**Task statement**
Below are some records. Count the lines with "MOTOR" in them and give nothing but the total.
***** Excerpted records
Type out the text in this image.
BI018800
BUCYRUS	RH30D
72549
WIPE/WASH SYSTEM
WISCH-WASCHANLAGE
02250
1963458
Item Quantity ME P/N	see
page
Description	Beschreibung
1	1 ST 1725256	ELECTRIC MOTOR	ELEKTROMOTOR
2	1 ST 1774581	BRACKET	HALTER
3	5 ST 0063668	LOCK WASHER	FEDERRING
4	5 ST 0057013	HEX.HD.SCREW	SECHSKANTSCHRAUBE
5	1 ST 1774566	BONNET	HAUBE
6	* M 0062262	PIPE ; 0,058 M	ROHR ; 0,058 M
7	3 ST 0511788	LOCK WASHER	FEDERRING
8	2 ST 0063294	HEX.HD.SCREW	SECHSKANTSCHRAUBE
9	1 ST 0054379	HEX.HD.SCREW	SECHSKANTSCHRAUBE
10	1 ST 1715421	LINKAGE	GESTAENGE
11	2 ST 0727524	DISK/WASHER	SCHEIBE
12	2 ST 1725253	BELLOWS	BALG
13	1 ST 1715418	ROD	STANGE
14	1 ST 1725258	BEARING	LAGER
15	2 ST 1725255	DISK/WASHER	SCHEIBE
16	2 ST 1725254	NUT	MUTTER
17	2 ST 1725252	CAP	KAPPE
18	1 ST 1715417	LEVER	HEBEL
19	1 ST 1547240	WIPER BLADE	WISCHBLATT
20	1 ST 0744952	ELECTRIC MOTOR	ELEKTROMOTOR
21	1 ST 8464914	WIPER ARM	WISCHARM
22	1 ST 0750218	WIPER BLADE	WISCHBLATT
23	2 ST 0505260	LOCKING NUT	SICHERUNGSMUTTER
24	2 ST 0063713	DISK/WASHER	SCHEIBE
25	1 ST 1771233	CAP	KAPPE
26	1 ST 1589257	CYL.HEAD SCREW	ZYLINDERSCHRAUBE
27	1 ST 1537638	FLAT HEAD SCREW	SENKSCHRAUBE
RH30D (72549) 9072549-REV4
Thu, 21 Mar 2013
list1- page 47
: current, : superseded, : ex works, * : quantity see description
**********
**Response below**
2